§ Work to complete: Retype each record shown below, leaving every character as it is.

§ Records to use:
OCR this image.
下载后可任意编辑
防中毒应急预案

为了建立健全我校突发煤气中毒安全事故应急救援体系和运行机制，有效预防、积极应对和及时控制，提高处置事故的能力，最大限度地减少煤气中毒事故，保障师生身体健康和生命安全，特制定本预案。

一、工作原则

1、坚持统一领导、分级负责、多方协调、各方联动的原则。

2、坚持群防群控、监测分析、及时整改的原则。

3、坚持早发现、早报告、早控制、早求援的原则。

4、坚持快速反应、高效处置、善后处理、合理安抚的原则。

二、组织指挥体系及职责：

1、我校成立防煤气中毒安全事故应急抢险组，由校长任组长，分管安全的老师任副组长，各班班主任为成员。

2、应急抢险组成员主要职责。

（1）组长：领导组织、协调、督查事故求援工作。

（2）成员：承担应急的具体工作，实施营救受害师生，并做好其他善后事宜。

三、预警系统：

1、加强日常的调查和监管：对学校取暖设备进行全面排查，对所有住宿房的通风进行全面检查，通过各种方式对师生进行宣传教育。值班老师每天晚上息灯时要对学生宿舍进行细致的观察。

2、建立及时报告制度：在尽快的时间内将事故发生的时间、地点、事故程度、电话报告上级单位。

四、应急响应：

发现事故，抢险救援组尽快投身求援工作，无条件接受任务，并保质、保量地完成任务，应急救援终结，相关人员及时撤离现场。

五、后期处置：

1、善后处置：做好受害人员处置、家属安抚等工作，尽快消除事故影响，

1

§ Written answer:
OCR this image.
下载后可任意编辑
防中毒应急预案

为了建立健全我校突发煤气中毒安全事故应急救援体系和运行机制，有效预防、积极应对和及时控制，提高处置事故的能力，最大限度地减少煤气中毒事故，保障师生身体健康和生命安全，特制定本预案。

一、工作原则

1、坚持统一领导、分级负责、多方协调、各方联动的原则。

2、坚持群防群控、监测分析、及时整改的原则。

3、坚持早发现、早报告、早控制、早求援的原则。

4、坚持快速反应、高效处置、善后处理、合理安抚的原则。

二、组织指挥体系及职责：

1、我校成立防煤气中毒安全事故应急抢险组，由校长任组长，分管安全的老师任副组长，各班班主任为成员。

2、应急抢险组成员主要职责。

（1）组长：领导组织、协调、督查事故求援工作。

（2）成员：承担应急的具体工作，实施营救受害师生，并做好其他善后事宜。

三、预警系统：

1、加强日常的调查和监管：对学校取暖设备进行全面排查，对所有住宿房的通风进行全面检查，通过各种方式对师生进行宣传教育。值班老师每天晚上息灯时要对学生宿舍进行细致的观察。

2、建立及时报告制度：在尽快的时间内将事故发生的时间、地点、事故程度、电话报告上级单位。

四、应急响应：

发现事故，抢险救援组尽快投身求援工作，无条件接受任务，并保质、保量地完成任务，应急救援终结，相关人员及时撤离现场。

五、后期处置：

1、善后处置：做好受害人员处置、家属安抚等工作，尽快消除事故影响，

1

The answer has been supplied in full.